● **RECORDS FOR PROCESSING**
____________

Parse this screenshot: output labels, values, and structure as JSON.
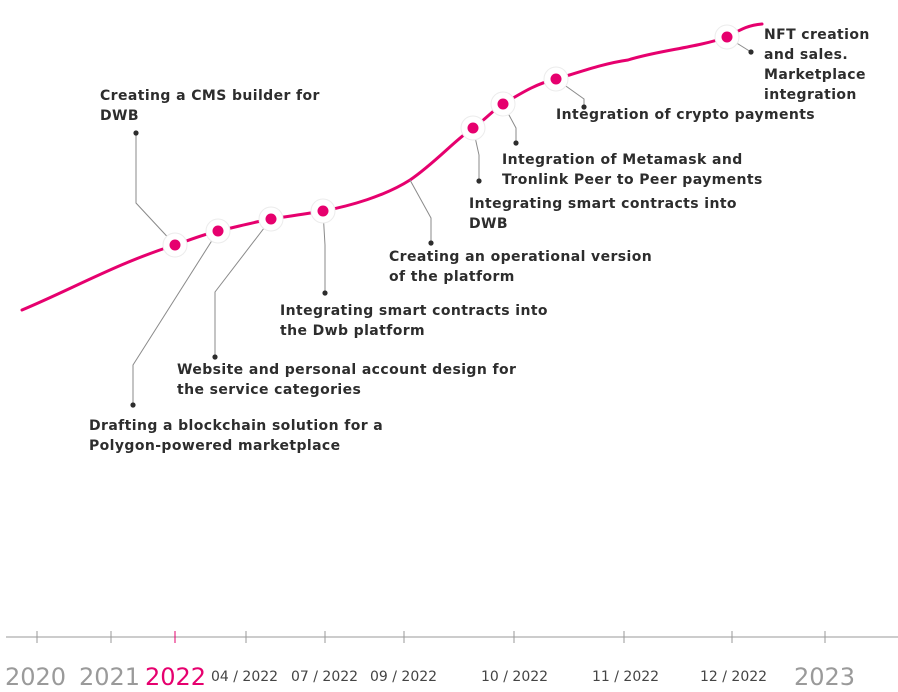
{
  "colors": {
    "accent": "#e6006e",
    "text": "#2d2d2d",
    "muted": "#9a9a9a",
    "axis": "#9a9a9a"
  },
  "milestones": [
    {
      "line1": "Creating a CMS builder for",
      "line2": "DWB"
    },
    {
      "line1": "Drafting a blockchain solution for a",
      "line2": "Polygon-powered marketplace"
    },
    {
      "line1": "Website and personal account design for",
      "line2": "the service categories"
    },
    {
      "line1": "Integrating smart contracts into",
      "line2": "the Dwb platform"
    },
    {
      "line1": "Creating an operational version",
      "line2": "of the platform"
    },
    {
      "line1": "Integrating smart contracts into",
      "line2": "DWB"
    },
    {
      "line1": "Integration of Metamask and",
      "line2": "Tronlink Peer to Peer payments"
    },
    {
      "line1": "Integration of crypto payments"
    },
    {
      "line1": "NFT creation",
      "line2": "and sales.",
      "line3": "Marketplace",
      "line4": "integration"
    }
  ],
  "timeline": {
    "years_left": [
      "2020",
      "2021",
      "2022"
    ],
    "active_year": "2022",
    "months": [
      "04 / 2022",
      "07 / 2022",
      "09 / 2022",
      "10 / 2022",
      "11 / 2022",
      "12 / 2022"
    ],
    "year_right": "2023"
  }
}
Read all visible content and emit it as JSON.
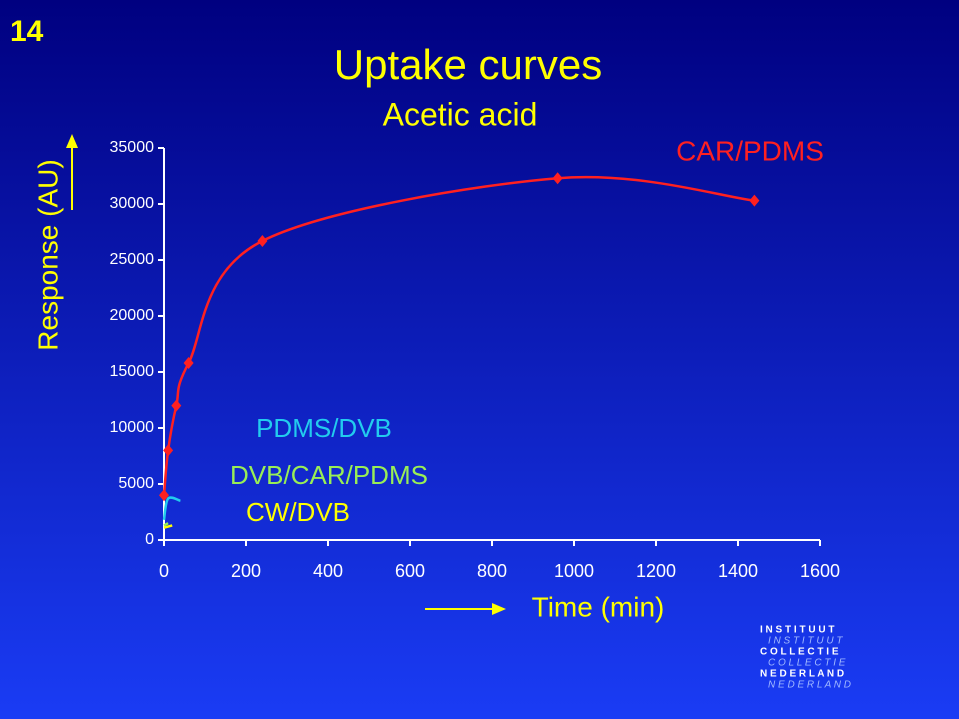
{
  "slide_number": "14",
  "logo": [
    "I N S T I T U U T",
    "I N S T I T U U T",
    "C O L L E C T I E",
    "C O L L E C T I E",
    "N E D E R L A N D",
    "N E D E R L A N D"
  ],
  "chart_data": {
    "type": "line",
    "title": "Uptake curves",
    "subtitle": "Acetic acid",
    "y_label": "Response (AU)",
    "x_label": "Time (min)",
    "xlim": [
      0,
      1600
    ],
    "xticks": [
      0,
      200,
      400,
      600,
      800,
      1000,
      1200,
      1400,
      1600
    ],
    "ylim": [
      0,
      35000
    ],
    "yticks": [
      0,
      5000,
      10000,
      15000,
      20000,
      25000,
      30000,
      35000
    ],
    "series": [
      {
        "name": "CAR/PDMS",
        "color": "#ff2020",
        "marker": "diamond",
        "x": [
          0,
          10,
          30,
          60,
          240,
          960,
          1440
        ],
        "values": [
          4000,
          8000,
          12000,
          15800,
          26700,
          32300,
          30300
        ]
      },
      {
        "name": "PDMS/DVB",
        "color": "#22ccee",
        "x": [
          0,
          10,
          40
        ],
        "values": [
          1800,
          3700,
          3500
        ]
      },
      {
        "name": "DVB/CAR/PDMS",
        "color": "#99ee55",
        "x": [
          0,
          10
        ],
        "values": [
          1300,
          1500
        ]
      },
      {
        "name": "CW/DVB",
        "color": "#ffff00",
        "x": [
          0,
          20
        ],
        "values": [
          1100,
          1300
        ]
      }
    ]
  }
}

____________

● **TASK TO CARRY OUT**
Lines containing the string "platform" are to be selected and copied.

● **RESULT OF THE EXERCISE**
      "line2": "the Dwb platform"
      "line2": "of the platform"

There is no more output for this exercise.